*Records shown*:
▽

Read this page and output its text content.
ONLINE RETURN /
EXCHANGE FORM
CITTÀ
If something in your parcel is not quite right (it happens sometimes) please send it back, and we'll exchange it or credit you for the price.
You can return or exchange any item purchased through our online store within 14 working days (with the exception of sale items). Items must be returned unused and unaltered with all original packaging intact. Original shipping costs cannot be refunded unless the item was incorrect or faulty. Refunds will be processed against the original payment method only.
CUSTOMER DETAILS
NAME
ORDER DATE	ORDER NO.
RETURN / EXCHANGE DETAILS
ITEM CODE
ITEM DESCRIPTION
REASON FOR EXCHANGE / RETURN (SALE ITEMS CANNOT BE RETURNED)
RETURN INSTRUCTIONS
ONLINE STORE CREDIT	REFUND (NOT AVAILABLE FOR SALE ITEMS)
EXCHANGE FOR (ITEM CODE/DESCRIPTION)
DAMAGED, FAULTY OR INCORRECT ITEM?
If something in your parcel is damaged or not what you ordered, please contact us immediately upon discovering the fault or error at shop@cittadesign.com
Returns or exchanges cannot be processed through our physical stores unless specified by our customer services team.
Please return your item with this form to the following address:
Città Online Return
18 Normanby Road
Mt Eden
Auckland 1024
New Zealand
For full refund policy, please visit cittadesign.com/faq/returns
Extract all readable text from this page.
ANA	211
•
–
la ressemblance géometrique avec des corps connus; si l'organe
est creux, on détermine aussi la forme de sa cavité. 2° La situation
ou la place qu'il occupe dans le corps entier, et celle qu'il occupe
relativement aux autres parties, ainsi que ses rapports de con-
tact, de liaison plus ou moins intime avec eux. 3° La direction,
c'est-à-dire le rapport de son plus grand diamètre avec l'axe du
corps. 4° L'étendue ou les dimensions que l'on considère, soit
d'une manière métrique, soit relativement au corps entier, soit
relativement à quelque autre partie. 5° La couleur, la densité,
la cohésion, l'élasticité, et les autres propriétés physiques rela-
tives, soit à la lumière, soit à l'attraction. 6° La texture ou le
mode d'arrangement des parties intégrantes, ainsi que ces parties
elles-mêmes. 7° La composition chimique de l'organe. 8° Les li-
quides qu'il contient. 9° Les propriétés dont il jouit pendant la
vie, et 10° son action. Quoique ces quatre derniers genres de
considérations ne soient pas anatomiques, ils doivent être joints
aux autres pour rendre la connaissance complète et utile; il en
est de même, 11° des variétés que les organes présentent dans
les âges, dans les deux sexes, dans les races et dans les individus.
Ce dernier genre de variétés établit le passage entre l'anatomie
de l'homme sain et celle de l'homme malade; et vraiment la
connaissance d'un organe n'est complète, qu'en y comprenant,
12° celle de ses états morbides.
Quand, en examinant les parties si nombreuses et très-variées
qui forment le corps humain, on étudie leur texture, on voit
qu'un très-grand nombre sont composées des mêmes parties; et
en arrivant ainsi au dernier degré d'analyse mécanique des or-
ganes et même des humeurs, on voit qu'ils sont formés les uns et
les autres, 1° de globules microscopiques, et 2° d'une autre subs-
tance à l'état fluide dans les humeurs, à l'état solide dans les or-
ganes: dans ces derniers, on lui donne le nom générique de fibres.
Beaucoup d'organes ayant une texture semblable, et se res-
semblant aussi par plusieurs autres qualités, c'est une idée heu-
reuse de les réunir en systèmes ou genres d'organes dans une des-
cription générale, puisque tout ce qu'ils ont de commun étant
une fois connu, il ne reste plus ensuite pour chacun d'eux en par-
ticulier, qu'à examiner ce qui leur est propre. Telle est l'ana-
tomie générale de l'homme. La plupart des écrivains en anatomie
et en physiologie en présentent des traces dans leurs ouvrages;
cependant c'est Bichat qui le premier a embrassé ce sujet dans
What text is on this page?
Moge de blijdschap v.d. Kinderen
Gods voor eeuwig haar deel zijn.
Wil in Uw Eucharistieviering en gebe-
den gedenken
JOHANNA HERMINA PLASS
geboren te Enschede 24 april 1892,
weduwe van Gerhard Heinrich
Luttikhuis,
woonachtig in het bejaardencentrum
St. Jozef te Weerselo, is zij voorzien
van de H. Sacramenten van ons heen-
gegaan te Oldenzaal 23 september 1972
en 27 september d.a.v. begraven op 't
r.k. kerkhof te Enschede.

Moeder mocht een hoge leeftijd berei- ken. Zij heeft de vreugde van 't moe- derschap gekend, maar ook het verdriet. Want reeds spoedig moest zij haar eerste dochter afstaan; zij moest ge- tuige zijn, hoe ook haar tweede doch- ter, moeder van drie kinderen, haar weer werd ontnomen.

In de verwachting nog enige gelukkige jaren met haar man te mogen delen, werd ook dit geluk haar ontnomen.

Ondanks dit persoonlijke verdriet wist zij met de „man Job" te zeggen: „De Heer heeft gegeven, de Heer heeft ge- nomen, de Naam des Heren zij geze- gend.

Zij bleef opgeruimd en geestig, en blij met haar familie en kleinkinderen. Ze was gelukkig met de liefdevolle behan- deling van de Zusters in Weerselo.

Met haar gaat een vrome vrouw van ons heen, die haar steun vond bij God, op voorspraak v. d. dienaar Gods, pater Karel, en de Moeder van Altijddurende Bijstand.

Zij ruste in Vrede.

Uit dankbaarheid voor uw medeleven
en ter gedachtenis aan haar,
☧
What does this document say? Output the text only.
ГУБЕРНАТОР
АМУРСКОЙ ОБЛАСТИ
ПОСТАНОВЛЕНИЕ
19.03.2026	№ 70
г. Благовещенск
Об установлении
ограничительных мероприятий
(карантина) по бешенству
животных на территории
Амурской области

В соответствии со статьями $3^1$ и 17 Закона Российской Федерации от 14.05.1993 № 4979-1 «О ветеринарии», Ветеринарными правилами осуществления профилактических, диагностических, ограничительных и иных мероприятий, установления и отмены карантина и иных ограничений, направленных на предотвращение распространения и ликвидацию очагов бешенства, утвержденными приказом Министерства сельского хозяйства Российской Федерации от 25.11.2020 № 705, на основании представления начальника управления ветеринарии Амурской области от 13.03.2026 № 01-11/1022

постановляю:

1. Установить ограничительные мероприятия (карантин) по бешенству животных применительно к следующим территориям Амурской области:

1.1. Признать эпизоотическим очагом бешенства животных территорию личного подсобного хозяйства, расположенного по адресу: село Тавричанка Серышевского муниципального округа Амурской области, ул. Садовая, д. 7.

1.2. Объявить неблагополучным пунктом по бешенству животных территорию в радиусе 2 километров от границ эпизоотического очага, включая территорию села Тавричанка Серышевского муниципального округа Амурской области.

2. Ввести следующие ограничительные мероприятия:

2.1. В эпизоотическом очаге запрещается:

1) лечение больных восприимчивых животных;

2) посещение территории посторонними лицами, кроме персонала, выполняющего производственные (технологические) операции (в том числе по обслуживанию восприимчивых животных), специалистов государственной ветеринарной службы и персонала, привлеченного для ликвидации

△

*Directions*: For each line of the entries that includes "DETAILS", show that line.

*Task output*:
CUSTOMER DETAILS
RETURN / EXCHANGE DETAILS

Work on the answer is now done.